───── Supplied entries

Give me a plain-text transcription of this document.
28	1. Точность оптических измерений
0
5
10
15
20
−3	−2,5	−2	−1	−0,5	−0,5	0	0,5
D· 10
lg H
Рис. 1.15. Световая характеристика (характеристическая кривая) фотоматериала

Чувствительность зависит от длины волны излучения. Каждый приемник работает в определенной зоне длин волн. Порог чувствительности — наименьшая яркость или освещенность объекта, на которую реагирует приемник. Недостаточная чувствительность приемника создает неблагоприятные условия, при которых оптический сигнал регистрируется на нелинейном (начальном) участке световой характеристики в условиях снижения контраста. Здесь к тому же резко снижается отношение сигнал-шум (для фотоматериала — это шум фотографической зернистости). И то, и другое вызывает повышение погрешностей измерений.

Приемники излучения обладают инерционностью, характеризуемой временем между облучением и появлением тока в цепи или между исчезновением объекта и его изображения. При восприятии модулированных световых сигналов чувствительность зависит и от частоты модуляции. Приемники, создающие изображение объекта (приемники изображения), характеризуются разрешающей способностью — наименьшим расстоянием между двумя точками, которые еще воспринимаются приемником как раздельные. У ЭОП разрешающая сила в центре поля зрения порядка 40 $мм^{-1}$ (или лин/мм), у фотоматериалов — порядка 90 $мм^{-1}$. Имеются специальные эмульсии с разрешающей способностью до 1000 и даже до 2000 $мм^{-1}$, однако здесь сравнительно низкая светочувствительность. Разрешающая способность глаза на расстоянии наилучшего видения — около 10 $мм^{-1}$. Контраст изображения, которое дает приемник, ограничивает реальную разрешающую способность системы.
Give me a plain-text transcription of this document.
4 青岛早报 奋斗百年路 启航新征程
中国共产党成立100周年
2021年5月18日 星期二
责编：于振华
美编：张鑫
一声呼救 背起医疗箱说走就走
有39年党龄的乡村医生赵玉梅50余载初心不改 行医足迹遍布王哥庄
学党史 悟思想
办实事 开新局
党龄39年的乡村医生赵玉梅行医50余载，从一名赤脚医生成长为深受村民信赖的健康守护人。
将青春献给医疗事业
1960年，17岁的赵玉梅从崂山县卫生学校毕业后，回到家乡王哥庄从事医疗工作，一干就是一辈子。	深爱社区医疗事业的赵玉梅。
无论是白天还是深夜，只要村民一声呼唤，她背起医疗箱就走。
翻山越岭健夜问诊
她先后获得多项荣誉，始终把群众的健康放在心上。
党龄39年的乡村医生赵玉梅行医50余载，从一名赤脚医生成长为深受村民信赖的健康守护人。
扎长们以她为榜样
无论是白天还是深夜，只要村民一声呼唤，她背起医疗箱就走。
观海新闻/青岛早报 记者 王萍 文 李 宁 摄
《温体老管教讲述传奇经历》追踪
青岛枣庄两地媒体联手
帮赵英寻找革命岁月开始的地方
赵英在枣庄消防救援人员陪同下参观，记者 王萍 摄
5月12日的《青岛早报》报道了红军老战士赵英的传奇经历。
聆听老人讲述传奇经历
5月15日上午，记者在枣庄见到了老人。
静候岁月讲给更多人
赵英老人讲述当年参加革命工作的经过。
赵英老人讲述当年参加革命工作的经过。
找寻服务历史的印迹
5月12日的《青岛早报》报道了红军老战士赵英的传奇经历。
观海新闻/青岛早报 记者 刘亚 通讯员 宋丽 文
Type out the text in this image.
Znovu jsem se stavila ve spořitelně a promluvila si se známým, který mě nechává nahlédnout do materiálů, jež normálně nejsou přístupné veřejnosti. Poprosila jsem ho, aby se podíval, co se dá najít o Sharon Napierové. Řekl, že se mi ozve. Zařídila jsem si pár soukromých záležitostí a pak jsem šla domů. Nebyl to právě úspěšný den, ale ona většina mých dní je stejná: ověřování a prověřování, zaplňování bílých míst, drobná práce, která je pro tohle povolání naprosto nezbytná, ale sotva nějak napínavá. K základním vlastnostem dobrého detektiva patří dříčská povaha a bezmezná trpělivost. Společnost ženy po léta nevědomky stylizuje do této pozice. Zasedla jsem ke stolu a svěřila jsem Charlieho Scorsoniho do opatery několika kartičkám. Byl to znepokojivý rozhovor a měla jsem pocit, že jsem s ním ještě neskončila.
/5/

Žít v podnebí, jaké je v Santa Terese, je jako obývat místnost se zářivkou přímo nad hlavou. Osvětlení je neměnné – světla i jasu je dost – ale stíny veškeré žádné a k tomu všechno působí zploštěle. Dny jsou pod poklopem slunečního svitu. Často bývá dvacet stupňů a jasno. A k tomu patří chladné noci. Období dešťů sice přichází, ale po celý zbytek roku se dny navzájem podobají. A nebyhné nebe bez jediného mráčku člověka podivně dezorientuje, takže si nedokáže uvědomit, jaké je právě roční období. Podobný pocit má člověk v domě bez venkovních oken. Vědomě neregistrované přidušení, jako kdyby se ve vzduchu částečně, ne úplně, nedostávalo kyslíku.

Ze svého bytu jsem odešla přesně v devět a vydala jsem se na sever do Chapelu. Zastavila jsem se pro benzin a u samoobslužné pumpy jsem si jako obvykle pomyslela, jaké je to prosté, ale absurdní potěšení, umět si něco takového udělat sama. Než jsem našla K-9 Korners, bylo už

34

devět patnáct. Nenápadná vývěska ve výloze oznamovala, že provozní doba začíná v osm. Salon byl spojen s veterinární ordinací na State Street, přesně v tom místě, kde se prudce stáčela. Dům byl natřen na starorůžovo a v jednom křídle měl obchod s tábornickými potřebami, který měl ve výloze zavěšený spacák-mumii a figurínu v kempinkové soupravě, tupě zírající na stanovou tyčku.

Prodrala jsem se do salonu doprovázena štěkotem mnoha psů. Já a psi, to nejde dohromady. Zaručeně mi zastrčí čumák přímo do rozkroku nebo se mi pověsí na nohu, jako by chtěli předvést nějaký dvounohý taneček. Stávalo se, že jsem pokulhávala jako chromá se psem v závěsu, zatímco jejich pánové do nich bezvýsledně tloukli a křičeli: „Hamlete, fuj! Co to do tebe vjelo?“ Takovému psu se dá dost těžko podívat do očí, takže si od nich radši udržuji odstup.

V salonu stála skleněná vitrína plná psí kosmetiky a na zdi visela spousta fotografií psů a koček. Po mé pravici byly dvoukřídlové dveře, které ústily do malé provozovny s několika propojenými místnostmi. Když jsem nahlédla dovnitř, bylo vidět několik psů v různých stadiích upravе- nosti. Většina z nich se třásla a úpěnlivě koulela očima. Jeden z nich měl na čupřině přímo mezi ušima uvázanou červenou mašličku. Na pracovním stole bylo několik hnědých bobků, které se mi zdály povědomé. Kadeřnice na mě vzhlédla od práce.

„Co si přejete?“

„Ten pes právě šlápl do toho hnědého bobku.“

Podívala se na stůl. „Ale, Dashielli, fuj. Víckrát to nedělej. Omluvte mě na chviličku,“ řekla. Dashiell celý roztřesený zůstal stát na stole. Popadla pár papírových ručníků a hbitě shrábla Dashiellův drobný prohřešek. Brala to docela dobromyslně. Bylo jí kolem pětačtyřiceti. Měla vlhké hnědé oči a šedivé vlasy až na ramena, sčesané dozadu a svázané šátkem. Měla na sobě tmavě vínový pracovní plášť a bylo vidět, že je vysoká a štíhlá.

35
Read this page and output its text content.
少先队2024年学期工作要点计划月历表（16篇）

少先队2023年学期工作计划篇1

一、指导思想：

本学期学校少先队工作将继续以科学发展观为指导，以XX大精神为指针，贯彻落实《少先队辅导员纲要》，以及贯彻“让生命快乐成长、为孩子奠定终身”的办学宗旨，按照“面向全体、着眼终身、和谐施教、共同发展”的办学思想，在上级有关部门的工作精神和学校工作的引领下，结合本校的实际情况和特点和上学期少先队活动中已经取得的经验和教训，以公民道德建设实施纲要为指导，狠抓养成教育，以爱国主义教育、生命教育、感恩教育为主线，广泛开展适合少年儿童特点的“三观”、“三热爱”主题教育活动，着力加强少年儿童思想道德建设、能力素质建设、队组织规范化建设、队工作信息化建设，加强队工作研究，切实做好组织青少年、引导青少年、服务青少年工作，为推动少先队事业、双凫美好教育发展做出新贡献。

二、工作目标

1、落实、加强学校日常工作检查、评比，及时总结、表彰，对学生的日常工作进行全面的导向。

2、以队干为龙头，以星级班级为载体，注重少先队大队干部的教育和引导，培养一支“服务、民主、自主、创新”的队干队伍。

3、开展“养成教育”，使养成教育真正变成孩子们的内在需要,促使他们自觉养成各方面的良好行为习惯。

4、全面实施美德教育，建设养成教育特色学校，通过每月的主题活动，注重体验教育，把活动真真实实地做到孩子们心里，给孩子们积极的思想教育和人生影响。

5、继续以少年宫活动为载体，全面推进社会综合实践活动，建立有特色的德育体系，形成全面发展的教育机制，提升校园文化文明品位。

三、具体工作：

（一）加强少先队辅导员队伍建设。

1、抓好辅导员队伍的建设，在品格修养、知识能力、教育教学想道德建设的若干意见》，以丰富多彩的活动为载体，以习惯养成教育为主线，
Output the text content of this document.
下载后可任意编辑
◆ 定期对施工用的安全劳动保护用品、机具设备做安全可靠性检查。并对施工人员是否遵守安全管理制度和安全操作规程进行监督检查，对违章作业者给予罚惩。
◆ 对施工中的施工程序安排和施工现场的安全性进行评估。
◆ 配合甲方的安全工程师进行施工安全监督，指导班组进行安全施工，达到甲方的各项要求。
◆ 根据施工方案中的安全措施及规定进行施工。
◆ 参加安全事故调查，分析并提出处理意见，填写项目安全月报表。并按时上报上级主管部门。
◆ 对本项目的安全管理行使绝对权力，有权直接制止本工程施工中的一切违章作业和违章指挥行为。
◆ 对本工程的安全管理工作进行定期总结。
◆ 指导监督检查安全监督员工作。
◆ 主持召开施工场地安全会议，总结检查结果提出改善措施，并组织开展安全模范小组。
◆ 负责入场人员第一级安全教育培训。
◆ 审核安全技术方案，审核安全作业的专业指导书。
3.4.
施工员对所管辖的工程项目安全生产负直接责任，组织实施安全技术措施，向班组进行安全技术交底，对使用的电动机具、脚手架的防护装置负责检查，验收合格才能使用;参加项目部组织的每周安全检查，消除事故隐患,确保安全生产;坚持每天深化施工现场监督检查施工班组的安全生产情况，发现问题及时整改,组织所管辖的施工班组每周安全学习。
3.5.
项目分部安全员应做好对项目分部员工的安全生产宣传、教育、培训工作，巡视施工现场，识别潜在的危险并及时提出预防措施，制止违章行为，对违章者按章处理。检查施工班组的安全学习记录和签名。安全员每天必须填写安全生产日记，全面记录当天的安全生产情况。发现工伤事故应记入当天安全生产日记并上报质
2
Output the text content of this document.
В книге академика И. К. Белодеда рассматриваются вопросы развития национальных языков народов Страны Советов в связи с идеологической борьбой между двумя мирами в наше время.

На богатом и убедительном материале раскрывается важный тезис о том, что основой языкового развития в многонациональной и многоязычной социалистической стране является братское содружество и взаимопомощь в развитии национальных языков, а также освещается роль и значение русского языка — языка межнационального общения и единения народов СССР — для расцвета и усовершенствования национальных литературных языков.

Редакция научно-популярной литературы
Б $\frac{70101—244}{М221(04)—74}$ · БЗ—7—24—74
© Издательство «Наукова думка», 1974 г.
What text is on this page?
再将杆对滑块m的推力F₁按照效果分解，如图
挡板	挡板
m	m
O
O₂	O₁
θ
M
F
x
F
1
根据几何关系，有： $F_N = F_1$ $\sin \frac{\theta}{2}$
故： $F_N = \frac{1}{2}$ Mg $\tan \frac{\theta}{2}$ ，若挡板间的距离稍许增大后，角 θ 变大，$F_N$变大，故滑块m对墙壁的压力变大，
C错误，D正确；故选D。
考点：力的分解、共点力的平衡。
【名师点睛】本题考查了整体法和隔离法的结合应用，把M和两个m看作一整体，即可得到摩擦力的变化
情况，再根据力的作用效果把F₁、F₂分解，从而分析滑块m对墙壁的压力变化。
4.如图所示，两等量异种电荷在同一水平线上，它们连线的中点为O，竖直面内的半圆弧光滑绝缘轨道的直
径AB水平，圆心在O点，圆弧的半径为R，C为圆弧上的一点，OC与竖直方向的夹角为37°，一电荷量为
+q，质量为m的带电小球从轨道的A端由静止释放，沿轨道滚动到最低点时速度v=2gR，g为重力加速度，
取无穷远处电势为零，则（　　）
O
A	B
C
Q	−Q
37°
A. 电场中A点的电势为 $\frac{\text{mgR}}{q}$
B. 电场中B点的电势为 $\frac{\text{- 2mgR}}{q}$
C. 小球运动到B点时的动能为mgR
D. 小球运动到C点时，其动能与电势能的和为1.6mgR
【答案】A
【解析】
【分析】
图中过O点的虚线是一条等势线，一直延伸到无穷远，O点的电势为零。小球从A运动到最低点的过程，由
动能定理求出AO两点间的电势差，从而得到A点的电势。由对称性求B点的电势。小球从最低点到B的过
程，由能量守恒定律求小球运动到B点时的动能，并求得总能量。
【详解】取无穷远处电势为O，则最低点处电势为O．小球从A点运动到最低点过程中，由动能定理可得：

──────────

Each line from the one containing "What text is on this page?" to the end of the listing above should be copied exactly, and nothing else.

What text is on this page?
再将杆对滑块m的推力F₁按照效果分解，如图
挡板	挡板
m	m
O
O₂	O₁
θ
M
F
x
F
1
根据几何关系，有： $F_N = F_1$ $\sin \frac{\theta}{2}$
故： $F_N = \frac{1}{2}$ Mg $\tan \frac{\theta}{2}$ ，若挡板间的距离稍许增大后，角 θ 变大，$F_N$变大，故滑块m对墙壁的压力变大，
C错误，D正确；故选D。
考点：力的分解、共点力的平衡。
【名师点睛】本题考查了整体法和隔离法的结合应用，把M和两个m看作一整体，即可得到摩擦力的变化
情况，再根据力的作用效果把F₁、F₂分解，从而分析滑块m对墙壁的压力变化。
4.如图所示，两等量异种电荷在同一水平线上，它们连线的中点为O，竖直面内的半圆弧光滑绝缘轨道的直
径AB水平，圆心在O点，圆弧的半径为R，C为圆弧上的一点，OC与竖直方向的夹角为37°，一电荷量为
+q，质量为m的带电小球从轨道的A端由静止释放，沿轨道滚动到最低点时速度v=2gR，g为重力加速度，
取无穷远处电势为零，则（　　）
O
A	B
C
Q	−Q
37°
A. 电场中A点的电势为 $\frac{\text{mgR}}{q}$
B. 电场中B点的电势为 $\frac{\text{- 2mgR}}{q}$
C. 小球运动到B点时的动能为mgR
D. 小球运动到C点时，其动能与电势能的和为1.6mgR
【答案】A
【解析】
【分析】
图中过O点的虚线是一条等势线，一直延伸到无穷远，O点的电势为零。小球从A运动到最低点的过程，由
动能定理求出AO两点间的电势差，从而得到A点的电势。由对称性求B点的电势。小球从最低点到B的过
程，由能量守恒定律求小球运动到B点时的动能，并求得总能量。
【详解】取无穷远处电势为O，则最低点处电势为O．小球从A点运动到最低点过程中，由动能定理可得：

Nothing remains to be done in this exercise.